▶ **SUPPLIED MATERIAL**:
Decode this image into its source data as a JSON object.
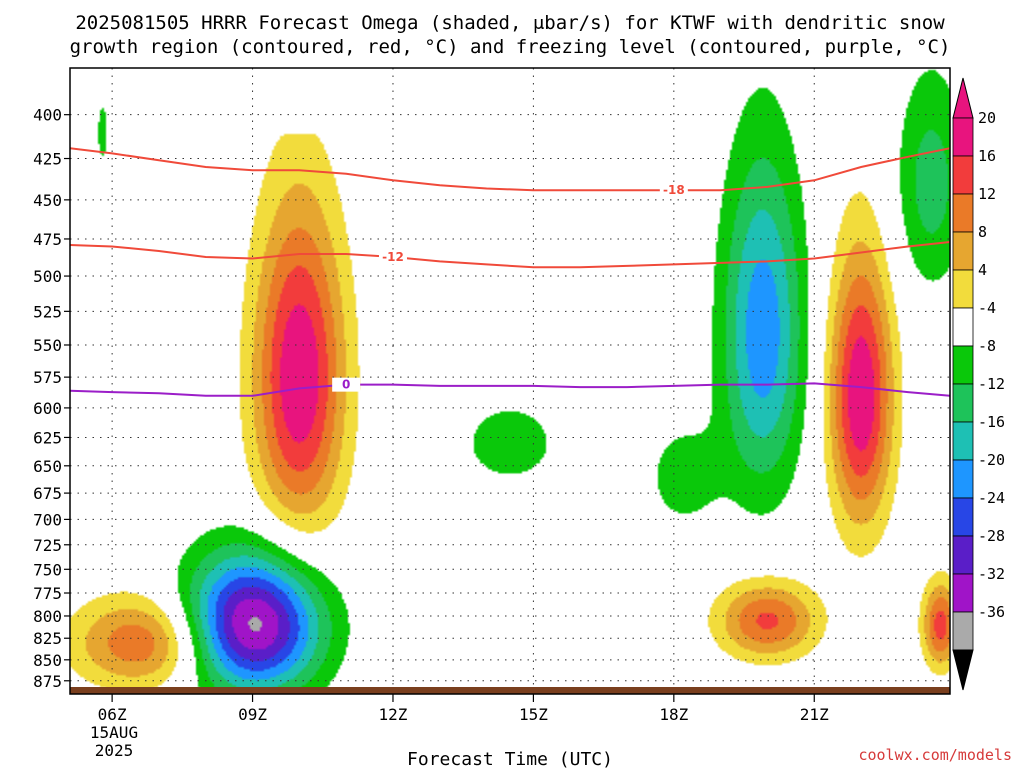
{
  "chart_data": {
    "type": "contour",
    "title_lines": [
      "2025081505 HRRR Forecast Omega (shaded, μbar/s) for KTWF with dendritic snow",
      "growth region (contoured, red, °C) and freezing level (contoured, purple, °C)"
    ],
    "xlabel": "Forecast Time (UTC)",
    "ylabel": "",
    "x_ticks": [
      {
        "label": "06Z",
        "t": 6
      },
      {
        "label": "09Z",
        "t": 9
      },
      {
        "label": "12Z",
        "t": 12
      },
      {
        "label": "15Z",
        "t": 15
      },
      {
        "label": "18Z",
        "t": 18
      },
      {
        "label": "21Z",
        "t": 21
      }
    ],
    "x_date_label": [
      "15AUG",
      "2025"
    ],
    "xlim": [
      5.1,
      23.9
    ],
    "y_ticks": [
      400,
      425,
      450,
      475,
      500,
      525,
      550,
      575,
      600,
      625,
      650,
      675,
      700,
      725,
      750,
      775,
      800,
      825,
      850,
      875
    ],
    "ylim": [
      375,
      885
    ],
    "y_axis": "log-pressure, inverted (hPa)",
    "grid": "dotted",
    "credit": "coolwx.com/models",
    "colorbar": {
      "labels": [
        "20",
        "16",
        "12",
        "8",
        "4",
        "-4",
        "-8",
        "-12",
        "-16",
        "-20",
        "-24",
        "-28",
        "-32",
        "-36"
      ],
      "bins": [
        {
          "lo": 20,
          "hi": 24,
          "color": "#e8147e"
        },
        {
          "lo": 16,
          "hi": 20,
          "color": "#f23c3c"
        },
        {
          "lo": 12,
          "hi": 16,
          "color": "#ea7a28"
        },
        {
          "lo": 8,
          "hi": 12,
          "color": "#e6a630"
        },
        {
          "lo": 4,
          "hi": 8,
          "color": "#f2dc3c"
        },
        {
          "lo": -4,
          "hi": 4,
          "color": "#ffffff"
        },
        {
          "lo": -8,
          "hi": -4,
          "color": "#0ac80a"
        },
        {
          "lo": -12,
          "hi": -8,
          "color": "#1ec35a"
        },
        {
          "lo": -16,
          "hi": -12,
          "color": "#1ec0b4"
        },
        {
          "lo": -20,
          "hi": -16,
          "color": "#1e96ff"
        },
        {
          "lo": -24,
          "hi": -20,
          "color": "#2846e6"
        },
        {
          "lo": -28,
          "hi": -24,
          "color": "#5a1ec8"
        },
        {
          "lo": -32,
          "hi": -28,
          "color": "#a014c8"
        },
        {
          "lo": -36,
          "hi": -32,
          "color": "#aaaaaa"
        }
      ],
      "extend_top_color": "#e8147e",
      "extend_bottom_color": "#000000"
    },
    "omega_features": [
      {
        "t": 10.0,
        "p": 575,
        "rx": 1.0,
        "ry": 135,
        "peak": 24
      },
      {
        "t": 9.0,
        "p": 810,
        "rx": 1.5,
        "ry": 80,
        "peak": -34
      },
      {
        "t": 6.7,
        "p": 830,
        "rx": 1.6,
        "ry": 55,
        "peak": 16
      },
      {
        "t": 14.5,
        "p": 630,
        "rx": 1.3,
        "ry": 45,
        "peak": -6
      },
      {
        "t": 18.2,
        "p": 660,
        "rx": 0.9,
        "ry": 55,
        "peak": -6
      },
      {
        "t": 19.9,
        "p": 540,
        "rx": 0.9,
        "ry": 130,
        "peak": -19
      },
      {
        "t": 22.0,
        "p": 590,
        "rx": 0.7,
        "ry": 115,
        "peak": 24
      },
      {
        "t": 20.0,
        "p": 805,
        "rx": 1.1,
        "ry": 45,
        "peak": 17
      },
      {
        "t": 23.7,
        "p": 810,
        "rx": 0.4,
        "ry": 50,
        "peak": 18
      },
      {
        "t": 23.5,
        "p": 440,
        "rx": 0.8,
        "ry": 70,
        "peak": -10
      },
      {
        "t": 10.0,
        "p": 385,
        "rx": 0.3,
        "ry": 20,
        "peak": -5
      },
      {
        "t": 5.8,
        "p": 410,
        "rx": 0.2,
        "ry": 30,
        "peak": -5
      }
    ],
    "isotherms": [
      {
        "name": "-18",
        "color": "#f04a3a",
        "points": [
          [
            5.1,
            419
          ],
          [
            6,
            422
          ],
          [
            7,
            426
          ],
          [
            8,
            430
          ],
          [
            9,
            432
          ],
          [
            10,
            432
          ],
          [
            11,
            434
          ],
          [
            12,
            438
          ],
          [
            13,
            441
          ],
          [
            14,
            443
          ],
          [
            15,
            444
          ],
          [
            16,
            444
          ],
          [
            17,
            444
          ],
          [
            18,
            444
          ],
          [
            19,
            444
          ],
          [
            20,
            442
          ],
          [
            21,
            438
          ],
          [
            22,
            430
          ],
          [
            23,
            424
          ],
          [
            23.9,
            419
          ]
        ],
        "label_at": 18.0
      },
      {
        "name": "-12",
        "color": "#f04a3a",
        "points": [
          [
            5.1,
            479
          ],
          [
            6,
            480
          ],
          [
            7,
            483
          ],
          [
            8,
            487
          ],
          [
            9,
            488
          ],
          [
            10,
            485
          ],
          [
            11,
            485
          ],
          [
            12,
            487
          ],
          [
            13,
            490
          ],
          [
            14,
            492
          ],
          [
            15,
            494
          ],
          [
            16,
            494
          ],
          [
            17,
            493
          ],
          [
            18,
            492
          ],
          [
            19,
            491
          ],
          [
            20,
            490
          ],
          [
            21,
            488
          ],
          [
            22,
            484
          ],
          [
            23,
            480
          ],
          [
            23.9,
            477
          ]
        ],
        "label_at": 12.0
      },
      {
        "name": "0",
        "color": "#9b1ec8",
        "points": [
          [
            5.1,
            586
          ],
          [
            6,
            587
          ],
          [
            7,
            588
          ],
          [
            8,
            590
          ],
          [
            9,
            590
          ],
          [
            10,
            584
          ],
          [
            11,
            581
          ],
          [
            12,
            581
          ],
          [
            13,
            582
          ],
          [
            14,
            582
          ],
          [
            15,
            582
          ],
          [
            16,
            583
          ],
          [
            17,
            583
          ],
          [
            18,
            582
          ],
          [
            19,
            581
          ],
          [
            20,
            581
          ],
          [
            21,
            580
          ],
          [
            22,
            583
          ],
          [
            23,
            587
          ],
          [
            23.9,
            590
          ]
        ],
        "label_at": 11.0
      }
    ]
  }
}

▶ **AIM OF THE EXERCISE**: Report only how many lines in the listing contain the string "peak".

▶ **FINISHED EXERCISE**: 12